Saved data entries

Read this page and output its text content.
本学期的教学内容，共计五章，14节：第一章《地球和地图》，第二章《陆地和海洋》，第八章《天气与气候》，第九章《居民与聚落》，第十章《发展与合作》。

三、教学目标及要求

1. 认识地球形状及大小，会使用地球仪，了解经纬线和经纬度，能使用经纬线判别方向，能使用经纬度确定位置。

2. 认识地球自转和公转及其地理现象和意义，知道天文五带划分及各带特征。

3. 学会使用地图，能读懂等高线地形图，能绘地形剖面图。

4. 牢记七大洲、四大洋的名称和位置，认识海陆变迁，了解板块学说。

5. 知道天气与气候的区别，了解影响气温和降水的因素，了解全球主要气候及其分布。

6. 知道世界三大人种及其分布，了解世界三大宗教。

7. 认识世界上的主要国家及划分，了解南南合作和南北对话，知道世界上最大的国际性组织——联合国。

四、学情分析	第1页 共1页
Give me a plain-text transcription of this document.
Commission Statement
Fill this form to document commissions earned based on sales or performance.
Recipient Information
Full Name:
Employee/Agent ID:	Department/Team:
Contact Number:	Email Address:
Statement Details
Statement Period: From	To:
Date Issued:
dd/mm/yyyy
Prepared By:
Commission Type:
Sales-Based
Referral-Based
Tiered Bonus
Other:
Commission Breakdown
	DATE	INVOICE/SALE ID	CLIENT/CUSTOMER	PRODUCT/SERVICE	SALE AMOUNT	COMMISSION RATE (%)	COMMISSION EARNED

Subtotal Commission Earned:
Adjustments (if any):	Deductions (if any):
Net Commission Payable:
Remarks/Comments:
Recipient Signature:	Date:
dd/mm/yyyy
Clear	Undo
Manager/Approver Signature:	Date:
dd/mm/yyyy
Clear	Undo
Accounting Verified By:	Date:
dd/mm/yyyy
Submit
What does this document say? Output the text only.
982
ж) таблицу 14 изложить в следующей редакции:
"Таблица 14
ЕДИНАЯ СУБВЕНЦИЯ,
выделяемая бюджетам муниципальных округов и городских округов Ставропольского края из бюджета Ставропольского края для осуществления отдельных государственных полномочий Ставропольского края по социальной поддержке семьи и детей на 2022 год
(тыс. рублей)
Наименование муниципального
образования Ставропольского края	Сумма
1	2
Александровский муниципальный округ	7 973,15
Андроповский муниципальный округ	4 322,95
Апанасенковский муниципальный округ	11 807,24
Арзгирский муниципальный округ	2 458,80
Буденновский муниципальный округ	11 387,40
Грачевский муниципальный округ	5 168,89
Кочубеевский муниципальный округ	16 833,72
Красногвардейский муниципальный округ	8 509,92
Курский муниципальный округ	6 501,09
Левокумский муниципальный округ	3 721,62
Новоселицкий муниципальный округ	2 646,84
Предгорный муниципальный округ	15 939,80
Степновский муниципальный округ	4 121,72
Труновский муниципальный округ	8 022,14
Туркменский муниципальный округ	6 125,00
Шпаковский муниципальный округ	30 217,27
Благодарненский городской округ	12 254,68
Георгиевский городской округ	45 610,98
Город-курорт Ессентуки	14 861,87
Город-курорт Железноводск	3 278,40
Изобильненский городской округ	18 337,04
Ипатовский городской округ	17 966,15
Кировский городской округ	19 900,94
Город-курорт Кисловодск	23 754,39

■ **Exercise aim**
Gather every line from the listing above in which the word "this" appears.

■ **Full response**
Read this page and output its text content.
Give me a plain-text transcription of this document.
Fill this form to document commissions earned based on sales or performance.
What does this document say? Output the text only.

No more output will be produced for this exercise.